- WRITTEN REQUEST -
List all lines of the data containing the word "this".

- INPUT MATERIAL -
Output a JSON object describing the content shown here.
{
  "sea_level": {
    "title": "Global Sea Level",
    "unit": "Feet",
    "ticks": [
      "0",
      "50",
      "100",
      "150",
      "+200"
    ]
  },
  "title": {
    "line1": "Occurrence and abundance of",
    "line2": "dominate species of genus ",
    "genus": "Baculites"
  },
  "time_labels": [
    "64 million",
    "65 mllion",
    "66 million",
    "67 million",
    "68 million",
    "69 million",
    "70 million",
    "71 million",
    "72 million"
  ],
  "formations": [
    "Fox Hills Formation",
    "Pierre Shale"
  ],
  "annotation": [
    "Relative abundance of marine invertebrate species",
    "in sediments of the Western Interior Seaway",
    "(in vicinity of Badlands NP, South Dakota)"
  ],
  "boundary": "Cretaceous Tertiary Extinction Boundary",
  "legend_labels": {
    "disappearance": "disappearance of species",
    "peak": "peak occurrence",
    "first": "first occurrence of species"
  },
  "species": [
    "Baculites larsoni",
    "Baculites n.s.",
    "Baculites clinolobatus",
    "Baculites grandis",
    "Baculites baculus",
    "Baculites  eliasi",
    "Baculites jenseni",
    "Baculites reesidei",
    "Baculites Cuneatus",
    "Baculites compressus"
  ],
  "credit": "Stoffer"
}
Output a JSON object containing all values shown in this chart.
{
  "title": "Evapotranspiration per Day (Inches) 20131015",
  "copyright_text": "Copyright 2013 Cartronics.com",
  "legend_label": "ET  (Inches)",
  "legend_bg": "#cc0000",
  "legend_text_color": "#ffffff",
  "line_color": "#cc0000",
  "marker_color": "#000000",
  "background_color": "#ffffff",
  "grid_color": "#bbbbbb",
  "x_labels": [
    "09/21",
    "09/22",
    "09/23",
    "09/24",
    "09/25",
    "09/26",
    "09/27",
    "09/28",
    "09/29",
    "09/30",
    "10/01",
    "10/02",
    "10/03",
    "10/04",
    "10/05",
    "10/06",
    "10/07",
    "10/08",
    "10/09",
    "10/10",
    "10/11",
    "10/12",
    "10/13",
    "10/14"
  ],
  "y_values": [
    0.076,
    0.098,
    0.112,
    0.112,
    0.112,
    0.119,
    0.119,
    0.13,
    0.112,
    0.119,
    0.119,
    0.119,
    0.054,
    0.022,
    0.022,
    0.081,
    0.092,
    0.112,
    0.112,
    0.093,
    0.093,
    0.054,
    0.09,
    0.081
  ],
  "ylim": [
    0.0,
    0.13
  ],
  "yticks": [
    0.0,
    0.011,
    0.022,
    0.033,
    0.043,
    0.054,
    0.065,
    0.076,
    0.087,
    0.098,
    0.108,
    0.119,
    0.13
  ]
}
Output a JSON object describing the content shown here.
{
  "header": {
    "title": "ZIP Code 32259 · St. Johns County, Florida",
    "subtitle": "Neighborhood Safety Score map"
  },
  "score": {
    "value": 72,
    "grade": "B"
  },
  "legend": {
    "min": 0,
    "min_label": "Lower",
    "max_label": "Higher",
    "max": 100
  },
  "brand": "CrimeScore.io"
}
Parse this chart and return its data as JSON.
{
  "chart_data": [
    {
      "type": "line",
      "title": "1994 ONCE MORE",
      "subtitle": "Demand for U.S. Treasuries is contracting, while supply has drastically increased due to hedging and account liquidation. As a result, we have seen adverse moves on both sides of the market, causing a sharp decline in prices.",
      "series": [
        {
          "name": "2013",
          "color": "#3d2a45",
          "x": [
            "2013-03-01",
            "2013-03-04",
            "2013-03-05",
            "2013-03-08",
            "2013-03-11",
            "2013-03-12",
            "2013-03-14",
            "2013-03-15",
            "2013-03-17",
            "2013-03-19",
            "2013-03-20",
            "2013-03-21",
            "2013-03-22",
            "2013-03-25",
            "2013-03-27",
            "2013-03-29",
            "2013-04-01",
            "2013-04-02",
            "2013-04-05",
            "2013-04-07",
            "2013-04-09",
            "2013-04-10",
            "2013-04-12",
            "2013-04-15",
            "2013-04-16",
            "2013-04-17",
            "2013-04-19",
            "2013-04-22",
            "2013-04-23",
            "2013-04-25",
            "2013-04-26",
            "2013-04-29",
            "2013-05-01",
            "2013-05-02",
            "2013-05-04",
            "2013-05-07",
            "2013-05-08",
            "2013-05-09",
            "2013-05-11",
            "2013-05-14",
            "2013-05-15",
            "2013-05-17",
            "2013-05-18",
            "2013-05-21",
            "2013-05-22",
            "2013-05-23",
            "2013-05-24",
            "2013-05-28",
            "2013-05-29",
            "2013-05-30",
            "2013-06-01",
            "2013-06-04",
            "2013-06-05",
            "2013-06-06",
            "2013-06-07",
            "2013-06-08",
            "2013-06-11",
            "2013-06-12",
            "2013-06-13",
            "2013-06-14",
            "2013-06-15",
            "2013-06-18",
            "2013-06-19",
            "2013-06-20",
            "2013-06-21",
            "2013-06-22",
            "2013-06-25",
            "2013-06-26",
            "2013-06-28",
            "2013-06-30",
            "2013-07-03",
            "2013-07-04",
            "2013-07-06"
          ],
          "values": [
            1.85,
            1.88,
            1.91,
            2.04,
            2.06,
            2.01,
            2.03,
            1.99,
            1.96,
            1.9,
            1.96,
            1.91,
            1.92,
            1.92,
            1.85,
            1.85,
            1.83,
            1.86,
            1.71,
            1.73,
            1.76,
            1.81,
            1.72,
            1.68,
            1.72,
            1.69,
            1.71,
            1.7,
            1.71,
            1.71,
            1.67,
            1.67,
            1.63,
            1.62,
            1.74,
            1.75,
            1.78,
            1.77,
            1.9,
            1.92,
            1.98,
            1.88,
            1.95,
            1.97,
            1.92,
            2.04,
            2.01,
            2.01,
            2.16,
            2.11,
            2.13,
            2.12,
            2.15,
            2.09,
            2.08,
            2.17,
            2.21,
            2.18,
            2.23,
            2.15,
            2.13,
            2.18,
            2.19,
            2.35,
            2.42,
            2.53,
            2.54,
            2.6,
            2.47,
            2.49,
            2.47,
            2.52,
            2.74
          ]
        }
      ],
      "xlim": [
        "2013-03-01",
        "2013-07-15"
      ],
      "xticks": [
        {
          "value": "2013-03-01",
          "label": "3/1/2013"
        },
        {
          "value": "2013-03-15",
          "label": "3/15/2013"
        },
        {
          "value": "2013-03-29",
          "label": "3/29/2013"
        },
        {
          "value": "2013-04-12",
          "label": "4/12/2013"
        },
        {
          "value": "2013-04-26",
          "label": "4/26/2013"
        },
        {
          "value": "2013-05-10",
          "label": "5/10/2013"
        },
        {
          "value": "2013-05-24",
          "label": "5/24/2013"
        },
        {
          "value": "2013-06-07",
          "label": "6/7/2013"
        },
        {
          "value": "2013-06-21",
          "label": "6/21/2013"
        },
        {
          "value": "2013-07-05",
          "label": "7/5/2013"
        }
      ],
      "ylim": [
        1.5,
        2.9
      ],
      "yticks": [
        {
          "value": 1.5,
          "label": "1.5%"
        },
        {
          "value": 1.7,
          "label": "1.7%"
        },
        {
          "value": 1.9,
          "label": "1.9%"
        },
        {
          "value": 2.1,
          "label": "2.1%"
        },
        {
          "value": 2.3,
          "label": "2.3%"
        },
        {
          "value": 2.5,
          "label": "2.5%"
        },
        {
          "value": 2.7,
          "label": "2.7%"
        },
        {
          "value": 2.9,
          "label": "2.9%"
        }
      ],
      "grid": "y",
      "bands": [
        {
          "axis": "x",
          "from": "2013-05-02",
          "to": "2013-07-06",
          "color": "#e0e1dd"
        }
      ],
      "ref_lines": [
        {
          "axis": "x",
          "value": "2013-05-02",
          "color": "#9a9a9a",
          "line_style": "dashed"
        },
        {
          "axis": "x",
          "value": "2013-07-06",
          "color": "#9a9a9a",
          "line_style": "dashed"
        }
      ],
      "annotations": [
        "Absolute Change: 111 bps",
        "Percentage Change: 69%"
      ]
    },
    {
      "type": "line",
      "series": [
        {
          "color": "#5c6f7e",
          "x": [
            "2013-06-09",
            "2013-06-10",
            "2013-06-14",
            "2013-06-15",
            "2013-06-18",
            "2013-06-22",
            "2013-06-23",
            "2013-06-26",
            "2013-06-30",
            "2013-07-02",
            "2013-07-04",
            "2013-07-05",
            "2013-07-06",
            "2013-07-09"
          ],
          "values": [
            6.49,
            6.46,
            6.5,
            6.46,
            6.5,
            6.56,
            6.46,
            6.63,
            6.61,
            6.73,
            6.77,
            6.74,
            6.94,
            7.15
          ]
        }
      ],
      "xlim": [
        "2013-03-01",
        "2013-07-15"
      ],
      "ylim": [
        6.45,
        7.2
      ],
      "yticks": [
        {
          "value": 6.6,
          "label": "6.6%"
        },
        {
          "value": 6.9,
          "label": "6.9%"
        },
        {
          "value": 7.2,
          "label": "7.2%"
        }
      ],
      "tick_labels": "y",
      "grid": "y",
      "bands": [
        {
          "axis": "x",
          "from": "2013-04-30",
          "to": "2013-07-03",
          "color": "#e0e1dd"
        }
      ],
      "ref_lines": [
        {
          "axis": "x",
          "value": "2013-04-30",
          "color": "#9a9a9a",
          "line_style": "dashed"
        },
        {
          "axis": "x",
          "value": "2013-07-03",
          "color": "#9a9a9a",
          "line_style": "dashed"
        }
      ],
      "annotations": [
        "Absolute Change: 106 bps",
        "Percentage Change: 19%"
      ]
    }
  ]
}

- REPLY TO THE EXERCISE -
Output a JSON object containing all values shown in this chart.
Parse this chart and return its data as JSON.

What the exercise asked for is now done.